** START Records provided **

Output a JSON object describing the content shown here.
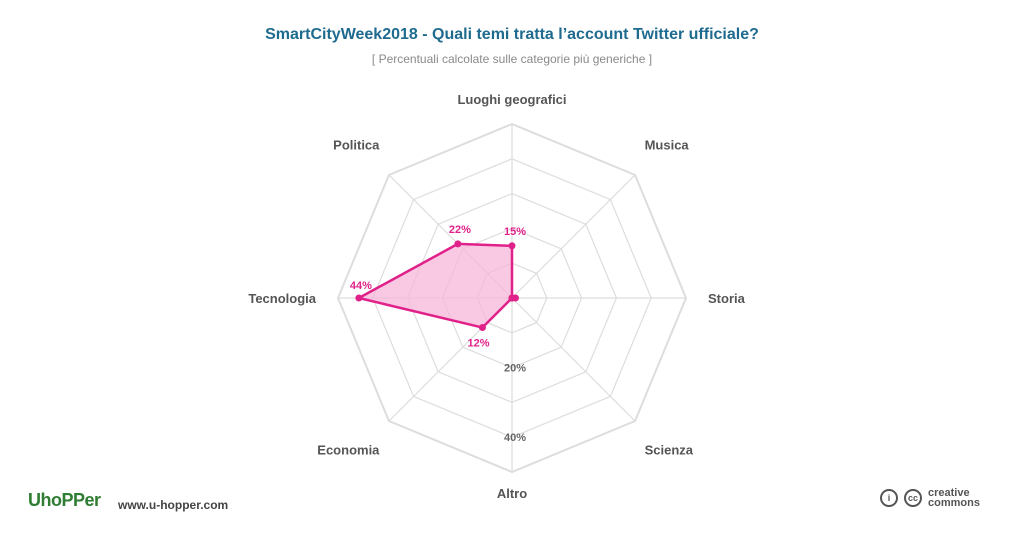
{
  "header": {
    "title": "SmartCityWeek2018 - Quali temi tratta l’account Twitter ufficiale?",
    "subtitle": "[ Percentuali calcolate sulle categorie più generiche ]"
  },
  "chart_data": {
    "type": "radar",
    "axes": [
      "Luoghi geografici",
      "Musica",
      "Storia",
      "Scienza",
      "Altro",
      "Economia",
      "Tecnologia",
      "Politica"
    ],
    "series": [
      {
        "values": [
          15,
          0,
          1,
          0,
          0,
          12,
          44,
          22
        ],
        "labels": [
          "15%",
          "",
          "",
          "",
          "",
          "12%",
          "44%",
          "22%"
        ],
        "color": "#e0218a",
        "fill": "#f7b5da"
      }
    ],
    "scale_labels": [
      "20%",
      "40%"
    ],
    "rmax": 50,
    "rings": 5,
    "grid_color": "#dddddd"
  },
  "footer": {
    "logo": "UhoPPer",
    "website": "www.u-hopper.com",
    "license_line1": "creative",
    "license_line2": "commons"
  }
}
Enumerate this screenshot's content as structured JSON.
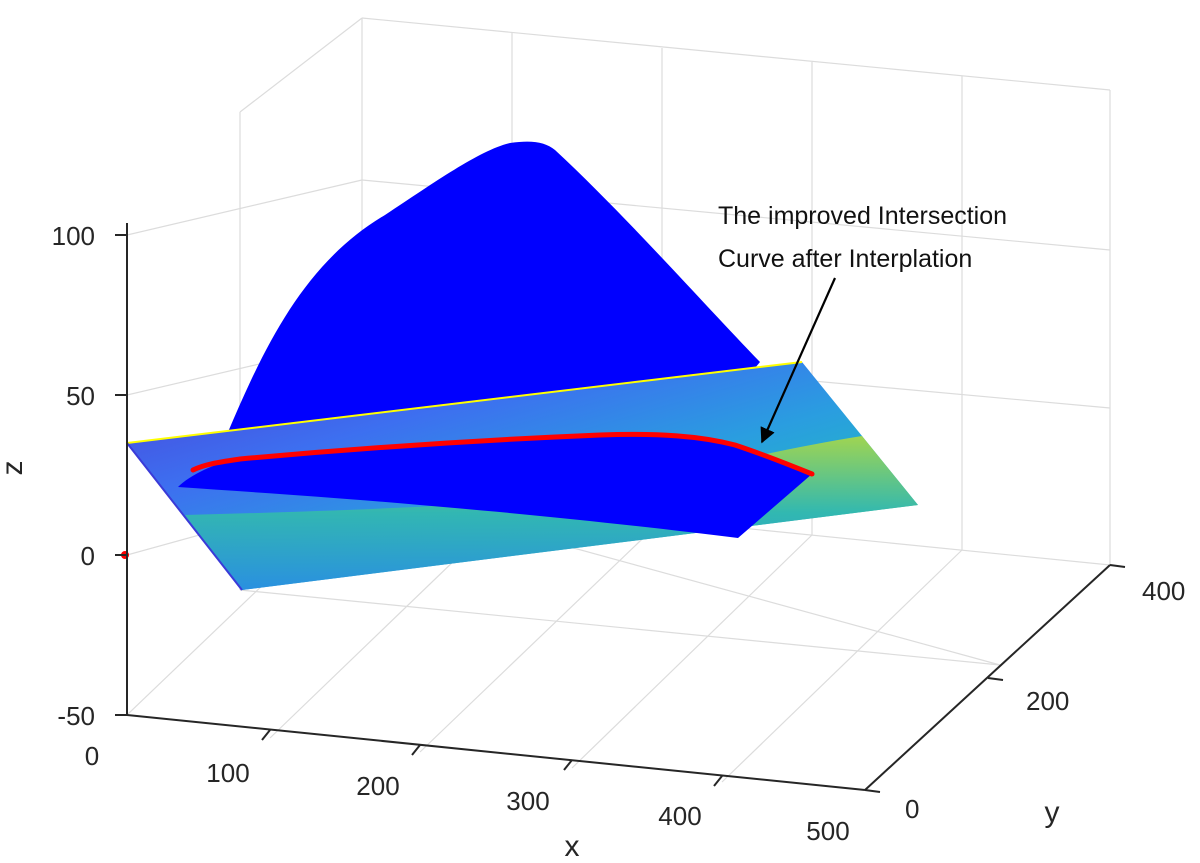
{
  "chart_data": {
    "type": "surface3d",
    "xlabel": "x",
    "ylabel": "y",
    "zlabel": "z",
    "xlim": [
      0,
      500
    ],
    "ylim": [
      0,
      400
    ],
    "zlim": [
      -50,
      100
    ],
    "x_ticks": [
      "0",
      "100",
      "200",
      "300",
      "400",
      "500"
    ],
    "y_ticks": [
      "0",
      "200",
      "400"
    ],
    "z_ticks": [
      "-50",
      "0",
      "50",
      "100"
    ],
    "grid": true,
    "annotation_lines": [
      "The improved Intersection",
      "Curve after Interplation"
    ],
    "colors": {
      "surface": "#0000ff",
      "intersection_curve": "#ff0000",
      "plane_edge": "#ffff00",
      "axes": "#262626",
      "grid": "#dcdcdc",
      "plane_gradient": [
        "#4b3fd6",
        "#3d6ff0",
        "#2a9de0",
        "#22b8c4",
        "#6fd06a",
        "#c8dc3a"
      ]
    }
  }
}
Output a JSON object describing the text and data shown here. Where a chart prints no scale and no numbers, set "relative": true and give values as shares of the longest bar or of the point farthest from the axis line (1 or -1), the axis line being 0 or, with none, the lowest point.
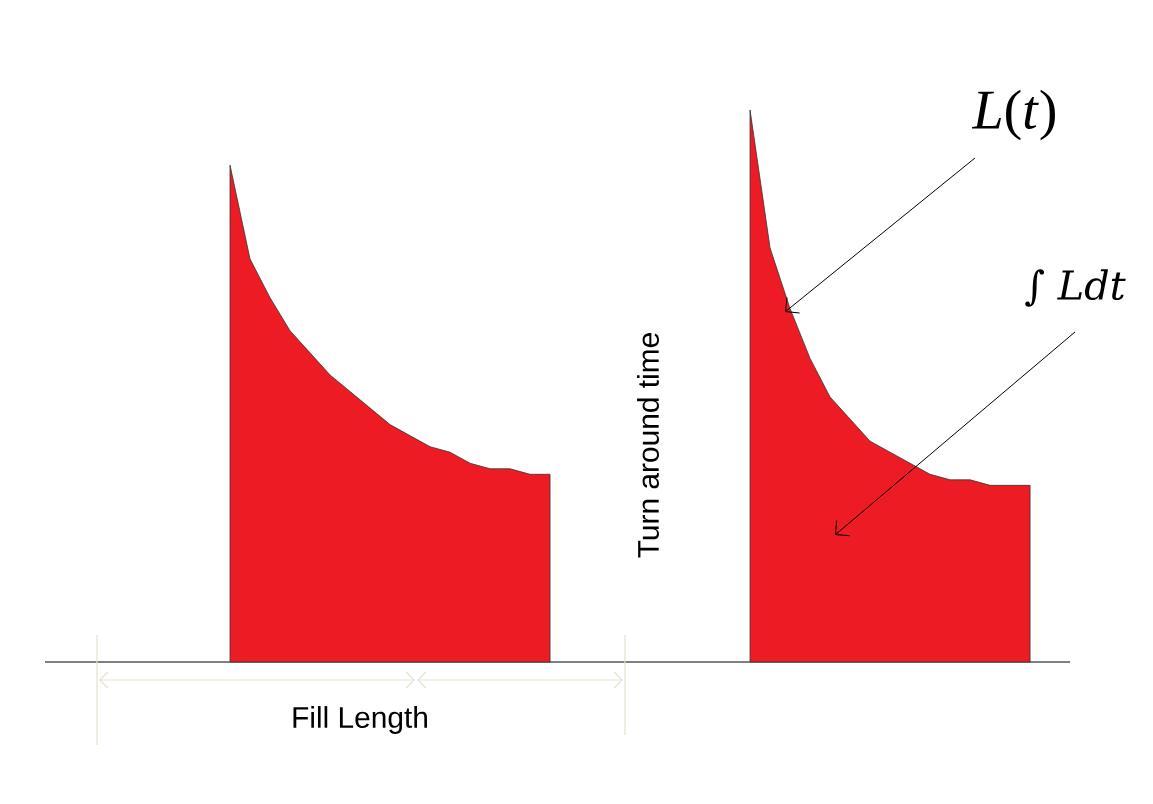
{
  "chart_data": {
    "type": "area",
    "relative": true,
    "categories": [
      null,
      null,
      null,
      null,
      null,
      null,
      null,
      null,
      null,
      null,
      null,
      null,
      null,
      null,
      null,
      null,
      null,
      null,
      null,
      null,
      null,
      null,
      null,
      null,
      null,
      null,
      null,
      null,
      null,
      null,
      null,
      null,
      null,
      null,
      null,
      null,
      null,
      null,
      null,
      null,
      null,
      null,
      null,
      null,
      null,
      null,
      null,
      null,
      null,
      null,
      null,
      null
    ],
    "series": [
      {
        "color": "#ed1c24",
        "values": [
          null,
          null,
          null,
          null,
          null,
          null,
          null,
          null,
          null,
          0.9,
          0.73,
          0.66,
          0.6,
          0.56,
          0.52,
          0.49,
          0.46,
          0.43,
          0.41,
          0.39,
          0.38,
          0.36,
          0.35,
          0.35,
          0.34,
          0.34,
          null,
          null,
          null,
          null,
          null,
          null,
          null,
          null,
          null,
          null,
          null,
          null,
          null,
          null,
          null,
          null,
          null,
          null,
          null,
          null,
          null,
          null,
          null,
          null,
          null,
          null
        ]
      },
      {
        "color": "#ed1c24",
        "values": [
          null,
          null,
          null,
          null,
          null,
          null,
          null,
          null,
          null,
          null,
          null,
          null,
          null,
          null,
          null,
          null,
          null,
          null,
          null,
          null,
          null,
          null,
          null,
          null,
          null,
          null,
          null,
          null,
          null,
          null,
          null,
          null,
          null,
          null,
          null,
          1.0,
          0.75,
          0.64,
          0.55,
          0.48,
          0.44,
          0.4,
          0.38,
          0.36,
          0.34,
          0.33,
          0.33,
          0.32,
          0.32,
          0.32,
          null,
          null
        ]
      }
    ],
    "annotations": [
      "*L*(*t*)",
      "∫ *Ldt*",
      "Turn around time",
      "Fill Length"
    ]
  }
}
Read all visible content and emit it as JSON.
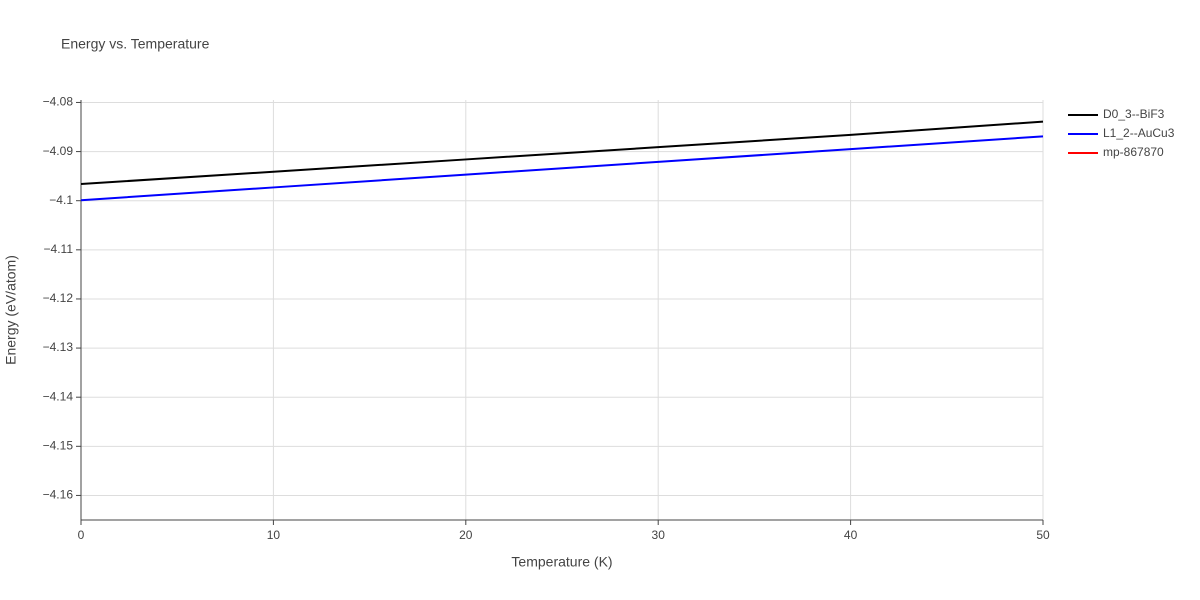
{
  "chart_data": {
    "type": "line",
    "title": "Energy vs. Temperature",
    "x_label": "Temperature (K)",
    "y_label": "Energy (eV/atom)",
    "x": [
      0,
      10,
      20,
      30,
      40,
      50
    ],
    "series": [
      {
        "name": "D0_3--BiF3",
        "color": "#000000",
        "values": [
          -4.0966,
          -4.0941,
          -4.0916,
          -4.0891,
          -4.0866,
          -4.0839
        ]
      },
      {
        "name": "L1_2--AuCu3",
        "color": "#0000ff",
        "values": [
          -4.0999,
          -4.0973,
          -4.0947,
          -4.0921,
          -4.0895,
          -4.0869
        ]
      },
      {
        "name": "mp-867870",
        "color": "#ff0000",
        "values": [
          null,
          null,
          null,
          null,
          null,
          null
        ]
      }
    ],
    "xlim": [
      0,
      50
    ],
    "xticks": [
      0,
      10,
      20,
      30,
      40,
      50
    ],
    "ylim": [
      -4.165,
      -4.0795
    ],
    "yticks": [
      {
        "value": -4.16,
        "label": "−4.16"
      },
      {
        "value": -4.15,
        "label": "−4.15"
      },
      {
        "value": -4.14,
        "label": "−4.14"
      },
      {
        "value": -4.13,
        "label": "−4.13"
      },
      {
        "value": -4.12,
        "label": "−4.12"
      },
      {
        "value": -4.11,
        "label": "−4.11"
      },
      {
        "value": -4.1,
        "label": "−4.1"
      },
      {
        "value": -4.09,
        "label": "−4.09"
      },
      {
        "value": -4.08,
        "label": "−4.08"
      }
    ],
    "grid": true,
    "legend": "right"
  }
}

** END Records provided **

• _Problem description_:
Quote the full listing above word for word; exclude every picture from the copy.

• _Output for this exercise_:
Output a JSON object describing the content shown here.
{
  "header": {
    "title": "SmartCityWeek2018 - Quali temi tratta l’account Twitter ufficiale?",
    "subtitle": "[ Percentuali calcolate sulle categorie più generiche ]"
  },
  "chart_data": {
    "type": "radar",
    "axes": [
      "Luoghi geografici",
      "Musica",
      "Storia",
      "Scienza",
      "Altro",
      "Economia",
      "Tecnologia",
      "Politica"
    ],
    "series": [
      {
        "values": [
          15,
          0,
          1,
          0,
          0,
          12,
          44,
          22
        ],
        "labels": [
          "15%",
          "",
          "",
          "",
          "",
          "12%",
          "44%",
          "22%"
        ],
        "color": "#e0218a",
        "fill": "#f7b5da"
      }
    ],
    "scale_labels": [
      "20%",
      "40%"
    ],
    "rmax": 50,
    "rings": 5,
    "grid_color": "#dddddd"
  },
  "footer": {
    "logo": "UhoPPer",
    "website": "www.u-hopper.com",
    "license_line1": "creative",
    "license_line2": "commons"
  }
}
Enumerate this screenshot's content as structured JSON.
{
  "chart_data": {
    "type": "surface3d",
    "xlabel": "x",
    "ylabel": "y",
    "zlabel": "z",
    "xlim": [
      0,
      500
    ],
    "ylim": [
      0,
      400
    ],
    "zlim": [
      -50,
      100
    ],
    "x_ticks": [
      "0",
      "100",
      "200",
      "300",
      "400",
      "500"
    ],
    "y_ticks": [
      "0",
      "200",
      "400"
    ],
    "z_ticks": [
      "-50",
      "0",
      "50",
      "100"
    ],
    "grid": true,
    "annotation_lines": [
      "The improved Intersection",
      "Curve after Interplation"
    ],
    "colors": {
      "surface": "#0000ff",
      "intersection_curve": "#ff0000",
      "plane_edge": "#ffff00",
      "axes": "#262626",
      "grid": "#dcdcdc",
      "plane_gradient": [
        "#4b3fd6",
        "#3d6ff0",
        "#2a9de0",
        "#22b8c4",
        "#6fd06a",
        "#c8dc3a"
      ]
    }
  }
}
Output a JSON object describing the text and data shown here. Where a chart prints no scale and no numbers, set "relative": true and give values as shares of the longest bar or of the point farthest from the axis line (1 or -1), the axis line being 0 or, with none, the lowest point.
{
  "chart_data": {
    "type": "area",
    "relative": true,
    "categories": [
      null,
      null,
      null,
      null,
      null,
      null,
      null,
      null,
      null,
      null,
      null,
      null,
      null,
      null,
      null,
      null,
      null,
      null,
      null,
      null,
      null,
      null,
      null,
      null,
      null,
      null,
      null,
      null,
      null,
      null,
      null,
      null,
      null,
      null,
      null,
      null,
      null,
      null,
      null,
      null,
      null,
      null,
      null,
      null,
      null,
      null,
      null,
      null,
      null,
      null,
      null,
      null
    ],
    "series": [
      {
        "color": "#ed1c24",
        "values": [
          null,
          null,
          null,
          null,
          null,
          null,
          null,
          null,
          null,
          0.9,
          0.73,
          0.66,
          0.6,
          0.56,
          0.52,
          0.49,
          0.46,
          0.43,
          0.41,
          0.39,
          0.38,
          0.36,
          0.35,
          0.35,
          0.34,
          0.34,
          null,
          null,
          null,
          null,
          null,
          null,
          null,
          null,
          null,
          null,
          null,
          null,
          null,
          null,
          null,
          null,
          null,
          null,
          null,
          null,
          null,
          null,
          null,
          null,
          null,
          null
        ]
      },
      {
        "color": "#ed1c24",
        "values": [
          null,
          null,
          null,
          null,
          null,
          null,
          null,
          null,
          null,
          null,
          null,
          null,
          null,
          null,
          null,
          null,
          null,
          null,
          null,
          null,
          null,
          null,
          null,
          null,
          null,
          null,
          null,
          null,
          null,
          null,
          null,
          null,
          null,
          null,
          null,
          1.0,
          0.75,
          0.64,
          0.55,
          0.48,
          0.44,
          0.4,
          0.38,
          0.36,
          0.34,
          0.33,
          0.33,
          0.32,
          0.32,
          0.32,
          null,
          null
        ]
      }
    ],
    "annotations": [
      "*L*(*t*)",
      "∫ *Ldt*",
      "Turn around time",
      "Fill Length"
    ]
  }
}
Read all visible content and emit it as JSON.
{
  "chart_data": {
    "type": "line",
    "title": "Energy vs. Temperature",
    "x_label": "Temperature (K)",
    "y_label": "Energy (eV/atom)",
    "x": [
      0,
      10,
      20,
      30,
      40,
      50
    ],
    "series": [
      {
        "name": "D0_3--BiF3",
        "color": "#000000",
        "values": [
          -4.0966,
          -4.0941,
          -4.0916,
          -4.0891,
          -4.0866,
          -4.0839
        ]
      },
      {
        "name": "L1_2--AuCu3",
        "color": "#0000ff",
        "values": [
          -4.0999,
          -4.0973,
          -4.0947,
          -4.0921,
          -4.0895,
          -4.0869
        ]
      },
      {
        "name": "mp-867870",
        "color": "#ff0000",
        "values": [
          null,
          null,
          null,
          null,
          null,
          null
        ]
      }
    ],
    "xlim": [
      0,
      50
    ],
    "xticks": [
      0,
      10,
      20,
      30,
      40,
      50
    ],
    "ylim": [
      -4.165,
      -4.0795
    ],
    "yticks": [
      {
        "value": -4.16,
        "label": "−4.16"
      },
      {
        "value": -4.15,
        "label": "−4.15"
      },
      {
        "value": -4.14,
        "label": "−4.14"
      },
      {
        "value": -4.13,
        "label": "−4.13"
      },
      {
        "value": -4.12,
        "label": "−4.12"
      },
      {
        "value": -4.11,
        "label": "−4.11"
      },
      {
        "value": -4.1,
        "label": "−4.1"
      },
      {
        "value": -4.09,
        "label": "−4.09"
      },
      {
        "value": -4.08,
        "label": "−4.08"
      }
    ],
    "grid": true,
    "legend": "right"
  }
}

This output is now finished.